• **The problem**
Return the full material exactly.

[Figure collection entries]
· · · ·
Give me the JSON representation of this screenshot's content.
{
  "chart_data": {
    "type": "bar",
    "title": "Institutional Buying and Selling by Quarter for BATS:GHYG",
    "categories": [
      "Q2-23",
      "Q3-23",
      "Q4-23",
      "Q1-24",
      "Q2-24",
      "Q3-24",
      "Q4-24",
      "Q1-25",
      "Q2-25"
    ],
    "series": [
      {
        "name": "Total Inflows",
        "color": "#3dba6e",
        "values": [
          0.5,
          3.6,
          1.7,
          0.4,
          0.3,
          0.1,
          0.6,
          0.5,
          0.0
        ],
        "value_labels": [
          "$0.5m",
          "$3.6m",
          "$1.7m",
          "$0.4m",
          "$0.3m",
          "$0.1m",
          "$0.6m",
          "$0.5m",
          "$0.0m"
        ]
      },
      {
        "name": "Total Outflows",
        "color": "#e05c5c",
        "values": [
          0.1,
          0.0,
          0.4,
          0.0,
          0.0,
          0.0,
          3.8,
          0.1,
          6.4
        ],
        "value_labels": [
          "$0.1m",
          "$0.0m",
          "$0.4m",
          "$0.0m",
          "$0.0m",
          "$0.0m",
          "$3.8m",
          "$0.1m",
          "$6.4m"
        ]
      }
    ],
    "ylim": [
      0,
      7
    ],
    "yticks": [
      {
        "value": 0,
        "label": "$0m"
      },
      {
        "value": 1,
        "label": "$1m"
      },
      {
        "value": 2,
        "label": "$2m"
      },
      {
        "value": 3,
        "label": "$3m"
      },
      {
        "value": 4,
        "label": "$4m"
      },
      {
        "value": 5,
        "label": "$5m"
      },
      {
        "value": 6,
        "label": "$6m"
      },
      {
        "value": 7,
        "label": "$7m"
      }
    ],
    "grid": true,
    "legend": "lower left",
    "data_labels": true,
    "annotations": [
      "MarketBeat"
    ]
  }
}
· · · ·
• **Written response**
Give me the JSON representation of this screenshot's content.
{
  "chart_data": {
    "type": "bar",
    "title": "Institutional Buying and Selling by Quarter for BATS:GHYG",
    "categories": [
      "Q2-23",
      "Q3-23",
      "Q4-23",
      "Q1-24",
      "Q2-24",
      "Q3-24",
      "Q4-24",
      "Q1-25",
      "Q2-25"
    ],
    "series": [
      {
        "name": "Total Inflows",
        "color": "#3dba6e",
        "values": [
          0.5,
          3.6,
          1.7,
          0.4,
          0.3,
          0.1,
          0.6,
          0.5,
          0.0
        ],
        "value_labels": [
          "$0.5m",
          "$3.6m",
          "$1.7m",
          "$0.4m",
          "$0.3m",
          "$0.1m",
          "$0.6m",
          "$0.5m",
          "$0.0m"
        ]
      },
      {
        "name": "Total Outflows",
        "color": "#e05c5c",
        "values": [
          0.1,
          0.0,
          0.4,
          0.0,
          0.0,
          0.0,
          3.8,
          0.1,
          6.4
        ],
        "value_labels": [
          "$0.1m",
          "$0.0m",
          "$0.4m",
          "$0.0m",
          "$0.0m",
          "$0.0m",
          "$3.8m",
          "$0.1m",
          "$6.4m"
        ]
      }
    ],
    "ylim": [
      0,
      7
    ],
    "yticks": [
      {
        "value": 0,
        "label": "$0m"
      },
      {
        "value": 1,
        "label": "$1m"
      },
      {
        "value": 2,
        "label": "$2m"
      },
      {
        "value": 3,
        "label": "$3m"
      },
      {
        "value": 4,
        "label": "$4m"
      },
      {
        "value": 5,
        "label": "$5m"
      },
      {
        "value": 6,
        "label": "$6m"
      },
      {
        "value": 7,
        "label": "$7m"
      }
    ],
    "grid": true,
    "legend": "lower left",
    "data_labels": true,
    "annotations": [
      "MarketBeat"
    ]
  }
}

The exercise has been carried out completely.